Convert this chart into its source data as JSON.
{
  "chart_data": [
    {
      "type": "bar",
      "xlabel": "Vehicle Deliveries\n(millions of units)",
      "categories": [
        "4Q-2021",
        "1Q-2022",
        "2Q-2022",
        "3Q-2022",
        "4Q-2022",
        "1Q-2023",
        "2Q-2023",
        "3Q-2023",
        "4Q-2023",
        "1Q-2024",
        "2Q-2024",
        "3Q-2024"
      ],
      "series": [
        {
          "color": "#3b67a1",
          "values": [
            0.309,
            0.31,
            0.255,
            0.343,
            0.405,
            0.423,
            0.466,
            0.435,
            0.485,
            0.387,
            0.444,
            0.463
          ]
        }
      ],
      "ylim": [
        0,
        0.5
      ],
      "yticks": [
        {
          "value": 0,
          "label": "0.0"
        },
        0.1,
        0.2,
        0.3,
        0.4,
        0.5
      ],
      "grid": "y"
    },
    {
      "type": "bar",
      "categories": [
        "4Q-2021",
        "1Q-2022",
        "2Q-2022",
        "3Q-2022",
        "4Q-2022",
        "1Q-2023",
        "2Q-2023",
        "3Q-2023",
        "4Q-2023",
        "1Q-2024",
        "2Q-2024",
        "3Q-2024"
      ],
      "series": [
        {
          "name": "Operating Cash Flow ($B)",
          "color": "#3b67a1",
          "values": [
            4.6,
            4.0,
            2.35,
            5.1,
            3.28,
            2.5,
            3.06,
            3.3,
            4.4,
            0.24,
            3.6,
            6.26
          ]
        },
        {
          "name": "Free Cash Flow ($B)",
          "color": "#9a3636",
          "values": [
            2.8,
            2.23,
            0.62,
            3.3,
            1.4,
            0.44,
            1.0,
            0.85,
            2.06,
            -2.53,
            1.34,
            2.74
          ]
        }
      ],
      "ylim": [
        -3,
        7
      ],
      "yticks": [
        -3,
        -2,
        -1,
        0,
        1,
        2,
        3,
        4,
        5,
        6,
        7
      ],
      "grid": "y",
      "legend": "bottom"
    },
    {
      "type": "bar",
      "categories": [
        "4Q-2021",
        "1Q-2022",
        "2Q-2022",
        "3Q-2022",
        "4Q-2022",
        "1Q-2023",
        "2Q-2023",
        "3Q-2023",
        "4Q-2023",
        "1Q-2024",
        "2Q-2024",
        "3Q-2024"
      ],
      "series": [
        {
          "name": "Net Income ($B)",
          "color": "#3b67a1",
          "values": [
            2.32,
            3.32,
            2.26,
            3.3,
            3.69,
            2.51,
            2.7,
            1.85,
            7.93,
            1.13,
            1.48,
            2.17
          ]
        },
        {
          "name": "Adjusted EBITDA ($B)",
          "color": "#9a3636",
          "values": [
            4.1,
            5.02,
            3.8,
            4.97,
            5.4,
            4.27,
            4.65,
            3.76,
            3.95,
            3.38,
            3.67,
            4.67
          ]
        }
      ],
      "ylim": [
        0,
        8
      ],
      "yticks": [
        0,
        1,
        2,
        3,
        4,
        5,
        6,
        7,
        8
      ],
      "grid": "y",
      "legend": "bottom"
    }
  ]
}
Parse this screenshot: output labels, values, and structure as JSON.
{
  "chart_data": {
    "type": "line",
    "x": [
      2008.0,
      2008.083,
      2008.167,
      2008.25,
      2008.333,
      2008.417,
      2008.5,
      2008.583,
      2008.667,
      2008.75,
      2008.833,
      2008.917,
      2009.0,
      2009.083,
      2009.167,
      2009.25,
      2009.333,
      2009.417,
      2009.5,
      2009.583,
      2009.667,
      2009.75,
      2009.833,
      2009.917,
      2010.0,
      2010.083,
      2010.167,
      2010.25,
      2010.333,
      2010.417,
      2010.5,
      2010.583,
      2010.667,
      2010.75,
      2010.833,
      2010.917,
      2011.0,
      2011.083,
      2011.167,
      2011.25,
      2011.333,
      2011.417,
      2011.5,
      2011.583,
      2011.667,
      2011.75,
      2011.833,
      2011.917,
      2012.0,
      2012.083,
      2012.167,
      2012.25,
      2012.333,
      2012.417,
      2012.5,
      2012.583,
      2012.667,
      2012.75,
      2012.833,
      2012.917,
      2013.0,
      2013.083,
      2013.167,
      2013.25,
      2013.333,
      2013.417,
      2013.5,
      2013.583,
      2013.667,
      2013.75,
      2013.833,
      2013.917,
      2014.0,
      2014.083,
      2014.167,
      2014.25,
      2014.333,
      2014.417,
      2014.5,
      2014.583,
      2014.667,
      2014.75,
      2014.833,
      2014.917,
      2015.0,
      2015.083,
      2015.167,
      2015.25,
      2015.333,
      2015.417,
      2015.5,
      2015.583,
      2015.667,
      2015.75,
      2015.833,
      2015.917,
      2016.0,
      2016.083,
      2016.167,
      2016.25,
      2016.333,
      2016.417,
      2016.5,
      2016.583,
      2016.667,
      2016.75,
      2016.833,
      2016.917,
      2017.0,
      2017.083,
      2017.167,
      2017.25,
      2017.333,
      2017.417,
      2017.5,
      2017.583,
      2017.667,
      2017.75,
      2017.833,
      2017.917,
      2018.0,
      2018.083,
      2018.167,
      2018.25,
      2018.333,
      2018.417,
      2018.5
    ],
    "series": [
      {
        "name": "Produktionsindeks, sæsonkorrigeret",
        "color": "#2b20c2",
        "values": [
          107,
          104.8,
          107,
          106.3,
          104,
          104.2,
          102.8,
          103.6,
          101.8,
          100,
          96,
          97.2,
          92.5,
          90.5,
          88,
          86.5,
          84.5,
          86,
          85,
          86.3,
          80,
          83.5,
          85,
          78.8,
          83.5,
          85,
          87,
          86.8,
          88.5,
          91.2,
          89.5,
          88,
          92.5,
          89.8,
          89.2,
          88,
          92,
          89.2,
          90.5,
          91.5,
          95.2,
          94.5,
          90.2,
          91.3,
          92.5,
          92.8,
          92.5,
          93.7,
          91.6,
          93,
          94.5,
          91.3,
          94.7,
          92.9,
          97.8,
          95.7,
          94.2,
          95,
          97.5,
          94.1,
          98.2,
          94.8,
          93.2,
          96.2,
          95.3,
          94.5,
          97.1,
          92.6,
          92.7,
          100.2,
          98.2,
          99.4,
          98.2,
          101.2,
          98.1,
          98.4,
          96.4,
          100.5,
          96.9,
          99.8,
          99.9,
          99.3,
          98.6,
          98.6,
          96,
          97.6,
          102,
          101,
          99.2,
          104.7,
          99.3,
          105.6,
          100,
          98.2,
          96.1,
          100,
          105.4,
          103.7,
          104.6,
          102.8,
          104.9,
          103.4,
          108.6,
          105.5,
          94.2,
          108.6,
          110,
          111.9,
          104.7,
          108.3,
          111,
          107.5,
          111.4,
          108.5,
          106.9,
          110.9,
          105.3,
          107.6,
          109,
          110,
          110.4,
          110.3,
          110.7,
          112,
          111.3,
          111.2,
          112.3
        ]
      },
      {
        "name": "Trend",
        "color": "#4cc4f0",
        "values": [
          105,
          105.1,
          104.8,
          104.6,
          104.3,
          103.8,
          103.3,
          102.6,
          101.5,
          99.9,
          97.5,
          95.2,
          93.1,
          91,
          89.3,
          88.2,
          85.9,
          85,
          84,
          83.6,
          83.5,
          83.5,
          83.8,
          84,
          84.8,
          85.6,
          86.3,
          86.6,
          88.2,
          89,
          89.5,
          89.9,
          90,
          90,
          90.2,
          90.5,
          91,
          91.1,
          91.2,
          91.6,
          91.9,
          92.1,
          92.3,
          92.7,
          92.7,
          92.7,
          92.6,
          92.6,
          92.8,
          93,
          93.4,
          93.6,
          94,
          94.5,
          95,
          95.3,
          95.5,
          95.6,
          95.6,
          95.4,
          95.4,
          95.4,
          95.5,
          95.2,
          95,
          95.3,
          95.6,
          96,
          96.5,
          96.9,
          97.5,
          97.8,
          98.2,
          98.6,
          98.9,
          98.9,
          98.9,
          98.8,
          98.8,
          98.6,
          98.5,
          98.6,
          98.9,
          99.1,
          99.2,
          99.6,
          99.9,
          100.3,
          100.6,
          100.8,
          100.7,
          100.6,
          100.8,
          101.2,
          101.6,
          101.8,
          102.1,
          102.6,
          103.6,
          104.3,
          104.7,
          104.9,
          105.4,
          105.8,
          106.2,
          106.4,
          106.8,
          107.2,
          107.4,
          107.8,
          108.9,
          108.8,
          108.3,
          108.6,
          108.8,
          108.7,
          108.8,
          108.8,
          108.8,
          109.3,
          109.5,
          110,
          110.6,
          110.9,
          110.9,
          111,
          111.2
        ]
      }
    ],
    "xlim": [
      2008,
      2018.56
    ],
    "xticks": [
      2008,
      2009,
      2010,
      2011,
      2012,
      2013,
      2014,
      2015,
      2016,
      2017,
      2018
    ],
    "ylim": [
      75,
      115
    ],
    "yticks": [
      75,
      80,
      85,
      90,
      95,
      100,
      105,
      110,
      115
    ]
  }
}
----------------
WORK TO BE COMPLETED: From the data, collect all lines where the string "Cash" appears.

SOLUTION FOR THIS PROBLEM:
          "name": "Operating Cash Flow ($B)",
          "name": "Free Cash Flow ($B)",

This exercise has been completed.